LinkScope — Internal Link Intelligence for WordPress
Internal linking is one of the most consistently underused SEO techniques in WordPress.
Not because site owners don’t know it matters — most do — but because keeping track of how a site links to itself is genuinely difficult without the right tools.
LinkScope is Blacklight’s internal link mapping module. It scans every published post and page on your site, extracts every internal link, and builds a complete map of how your content connects.
Why internal linking matters
Internal links are how search engines move through your site. They determine:
- which pages get discovered
- how topics are connected
- which pages appear important
If that structure is weak, everything else suffers.
If you want to go deeper on that, it’s worth understanding how search engines actually crawl your website and why structure matters in the first place.
What LinkScope tracks
For every published post and page on your site, LinkScope records two things:
- how many internal links that page sends out
- how many internal links point back to it
The outbound count shows how each page contributes to your structure. The inbound count shows how much internal authority each page receives. A page with zero inbound links is an orphan — connected to nothing, harder for search engines to discover and rank. If you haven’t seen that before, read:
“What is an orphan page and why it matters”
LinkScope surfaces both numbers so you can see the full picture at a glance rather than trying to piece it together manually.
Orphan page detection
The most immediately actionable thing LinkScope does is flag orphan pages. These are published pages with no internal links pointing to them. They exist on your site, but nothing connects to them. That means search engines can only find them through your sitemap rather than by following links through your content. Orphan pages are rarely intentional. They usually come from:
- posts that were published and never linked
- pages left behind after restructuring
- content that was written but never integrated
LinkScope finds them automatically and keeps that list current as your site grows.
How it works
LinkScope parses the content of every published post and page, extracts all href attributes from anchor tags, and resolves internal URLs to their corresponding post IDs. It handles:
- standard links
- single-quoted href attributes
- HTTP and HTTPS variations
- trailing slash differences
The result is a clean internal link map that reflects how your site actually behaves from a crawler’s perspective. If you’ve ever dealt with pages showing as “crawled but not indexed”, this kind of structural clarity becomes important very quickly.

Actions to take »
A – Output everything in the LinkScope page from "LinkScope — Internal" down to "the right tools.", copied word for word.
B – According to the LinkScope page, what is a page with zero inbound links called?
The records that come next are separate material, distinct from the LinkScope page.

Data excerpts:
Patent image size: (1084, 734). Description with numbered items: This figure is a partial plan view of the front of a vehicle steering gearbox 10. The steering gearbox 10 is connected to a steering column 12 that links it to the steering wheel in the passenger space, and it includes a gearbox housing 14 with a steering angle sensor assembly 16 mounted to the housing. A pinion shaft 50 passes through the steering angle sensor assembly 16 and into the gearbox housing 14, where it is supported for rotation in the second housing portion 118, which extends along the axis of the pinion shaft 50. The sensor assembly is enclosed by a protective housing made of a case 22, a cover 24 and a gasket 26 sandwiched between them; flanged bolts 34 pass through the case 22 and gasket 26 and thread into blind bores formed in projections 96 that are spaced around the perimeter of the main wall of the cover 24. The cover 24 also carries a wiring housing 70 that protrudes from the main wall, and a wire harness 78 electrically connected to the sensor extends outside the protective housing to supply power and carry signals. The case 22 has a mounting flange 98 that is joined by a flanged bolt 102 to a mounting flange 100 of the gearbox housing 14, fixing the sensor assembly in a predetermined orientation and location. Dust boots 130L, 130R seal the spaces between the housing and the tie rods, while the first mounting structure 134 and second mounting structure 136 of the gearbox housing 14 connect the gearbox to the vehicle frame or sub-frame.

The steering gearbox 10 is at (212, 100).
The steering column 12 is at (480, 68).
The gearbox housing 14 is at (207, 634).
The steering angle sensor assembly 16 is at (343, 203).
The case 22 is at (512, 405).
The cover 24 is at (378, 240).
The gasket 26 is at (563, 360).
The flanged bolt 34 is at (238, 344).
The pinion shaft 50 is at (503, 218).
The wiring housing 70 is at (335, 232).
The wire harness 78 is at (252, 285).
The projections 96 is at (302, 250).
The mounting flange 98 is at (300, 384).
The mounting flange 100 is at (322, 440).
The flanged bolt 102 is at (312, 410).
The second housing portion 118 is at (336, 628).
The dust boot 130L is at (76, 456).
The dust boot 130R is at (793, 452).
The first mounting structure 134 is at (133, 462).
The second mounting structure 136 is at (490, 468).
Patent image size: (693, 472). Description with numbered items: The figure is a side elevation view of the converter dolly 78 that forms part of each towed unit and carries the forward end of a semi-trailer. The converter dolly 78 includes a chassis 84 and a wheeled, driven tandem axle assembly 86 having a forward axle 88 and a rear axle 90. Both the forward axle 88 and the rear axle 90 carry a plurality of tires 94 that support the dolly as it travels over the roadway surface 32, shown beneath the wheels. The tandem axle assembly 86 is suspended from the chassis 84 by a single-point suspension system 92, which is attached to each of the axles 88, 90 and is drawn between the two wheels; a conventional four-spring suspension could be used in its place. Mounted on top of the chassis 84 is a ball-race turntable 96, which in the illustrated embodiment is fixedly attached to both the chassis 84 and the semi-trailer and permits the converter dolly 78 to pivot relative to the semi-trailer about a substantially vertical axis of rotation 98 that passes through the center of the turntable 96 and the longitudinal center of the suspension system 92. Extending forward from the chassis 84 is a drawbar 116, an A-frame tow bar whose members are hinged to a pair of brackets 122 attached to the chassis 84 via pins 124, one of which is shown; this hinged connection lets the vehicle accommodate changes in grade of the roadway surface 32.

Answers to each task »
A –
LinkScope — Internal Link Intelligence for WordPress
Internal linking is one of the most consistently underused SEO techniques in WordPress.
Not because site owners don’t know it matters — most do — but because keeping track of how a site links to itself is genuinely difficult without the right tools.

B – An orphan.